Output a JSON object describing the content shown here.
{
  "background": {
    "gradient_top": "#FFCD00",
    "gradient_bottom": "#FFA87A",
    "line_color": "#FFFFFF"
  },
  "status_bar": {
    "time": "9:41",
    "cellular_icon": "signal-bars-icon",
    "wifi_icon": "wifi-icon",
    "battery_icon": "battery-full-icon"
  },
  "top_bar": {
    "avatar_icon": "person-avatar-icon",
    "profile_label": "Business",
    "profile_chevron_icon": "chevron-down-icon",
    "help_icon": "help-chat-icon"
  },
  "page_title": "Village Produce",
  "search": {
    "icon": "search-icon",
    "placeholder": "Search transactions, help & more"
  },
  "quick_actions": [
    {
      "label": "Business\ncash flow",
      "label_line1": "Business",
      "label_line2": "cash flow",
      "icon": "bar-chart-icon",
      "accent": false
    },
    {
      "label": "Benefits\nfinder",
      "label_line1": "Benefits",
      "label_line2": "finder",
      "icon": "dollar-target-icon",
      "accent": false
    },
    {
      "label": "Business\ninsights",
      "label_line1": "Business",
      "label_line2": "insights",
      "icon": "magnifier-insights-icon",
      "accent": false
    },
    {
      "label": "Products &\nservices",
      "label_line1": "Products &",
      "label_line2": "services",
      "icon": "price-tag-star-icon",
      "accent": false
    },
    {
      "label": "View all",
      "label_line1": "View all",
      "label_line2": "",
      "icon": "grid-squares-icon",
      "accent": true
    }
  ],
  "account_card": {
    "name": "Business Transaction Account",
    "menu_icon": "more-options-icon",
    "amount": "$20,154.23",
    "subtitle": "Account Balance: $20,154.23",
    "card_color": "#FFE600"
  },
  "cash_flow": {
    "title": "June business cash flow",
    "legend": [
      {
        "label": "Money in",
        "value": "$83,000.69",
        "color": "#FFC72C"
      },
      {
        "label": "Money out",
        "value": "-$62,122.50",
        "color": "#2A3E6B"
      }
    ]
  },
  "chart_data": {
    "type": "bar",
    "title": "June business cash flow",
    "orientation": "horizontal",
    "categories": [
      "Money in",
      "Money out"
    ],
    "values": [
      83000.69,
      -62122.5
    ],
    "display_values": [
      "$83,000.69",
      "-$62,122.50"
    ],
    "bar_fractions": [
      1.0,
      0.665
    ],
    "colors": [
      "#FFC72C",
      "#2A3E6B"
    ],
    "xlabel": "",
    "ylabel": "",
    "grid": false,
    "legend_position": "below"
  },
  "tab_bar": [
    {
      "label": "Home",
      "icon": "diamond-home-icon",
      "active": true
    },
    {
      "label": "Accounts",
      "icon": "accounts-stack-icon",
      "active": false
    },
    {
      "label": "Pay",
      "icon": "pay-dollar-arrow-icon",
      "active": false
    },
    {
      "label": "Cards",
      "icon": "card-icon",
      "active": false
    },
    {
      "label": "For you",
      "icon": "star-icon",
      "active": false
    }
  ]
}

━━━━━━━━━━━━━━━━━━━━━━━━━━━━━━

Your objective - Your task is to quote all of the data word for word.

Answer in full -
Output a JSON object describing the content shown here.
{
  "background": {
    "gradient_top": "#FFCD00",
    "gradient_bottom": "#FFA87A",
    "line_color": "#FFFFFF"
  },
  "status_bar": {
    "time": "9:41",
    "cellular_icon": "signal-bars-icon",
    "wifi_icon": "wifi-icon",
    "battery_icon": "battery-full-icon"
  },
  "top_bar": {
    "avatar_icon": "person-avatar-icon",
    "profile_label": "Business",
    "profile_chevron_icon": "chevron-down-icon",
    "help_icon": "help-chat-icon"
  },
  "page_title": "Village Produce",
  "search": {
    "icon": "search-icon",
    "placeholder": "Search transactions, help & more"
  },
  "quick_actions": [
    {
      "label": "Business\ncash flow",
      "label_line1": "Business",
      "label_line2": "cash flow",
      "icon": "bar-chart-icon",
      "accent": false
    },
    {
      "label": "Benefits\nfinder",
      "label_line1": "Benefits",
      "label_line2": "finder",
      "icon": "dollar-target-icon",
      "accent": false
    },
    {
      "label": "Business\ninsights",
      "label_line1": "Business",
      "label_line2": "insights",
      "icon": "magnifier-insights-icon",
      "accent": false
    },
    {
      "label": "Products &\nservices",
      "label_line1": "Products &",
      "label_line2": "services",
      "icon": "price-tag-star-icon",
      "accent": false
    },
    {
      "label": "View all",
      "label_line1": "View all",
      "label_line2": "",
      "icon": "grid-squares-icon",
      "accent": true
    }
  ],
  "account_card": {
    "name": "Business Transaction Account",
    "menu_icon": "more-options-icon",
    "amount": "$20,154.23",
    "subtitle": "Account Balance: $20,154.23",
    "card_color": "#FFE600"
  },
  "cash_flow": {
    "title": "June business cash flow",
    "legend": [
      {
        "label": "Money in",
        "value": "$83,000.69",
        "color": "#FFC72C"
      },
      {
        "label": "Money out",
        "value": "-$62,122.50",
        "color": "#2A3E6B"
      }
    ]
  },
  "chart_data": {
    "type": "bar",
    "title": "June business cash flow",
    "orientation": "horizontal",
    "categories": [
      "Money in",
      "Money out"
    ],
    "values": [
      83000.69,
      -62122.5
    ],
    "display_values": [
      "$83,000.69",
      "-$62,122.50"
    ],
    "bar_fractions": [
      1.0,
      0.665
    ],
    "colors": [
      "#FFC72C",
      "#2A3E6B"
    ],
    "xlabel": "",
    "ylabel": "",
    "grid": false,
    "legend_position": "below"
  },
  "tab_bar": [
    {
      "label": "Home",
      "icon": "diamond-home-icon",
      "active": true
    },
    {
      "label": "Accounts",
      "icon": "accounts-stack-icon",
      "active": false
    },
    {
      "label": "Pay",
      "icon": "pay-dollar-arrow-icon",
      "active": false
    },
    {
      "label": "Cards",
      "icon": "card-icon",
      "active": false
    },
    {
      "label": "For you",
      "icon": "star-icon",
      "active": false
    }
  ]
}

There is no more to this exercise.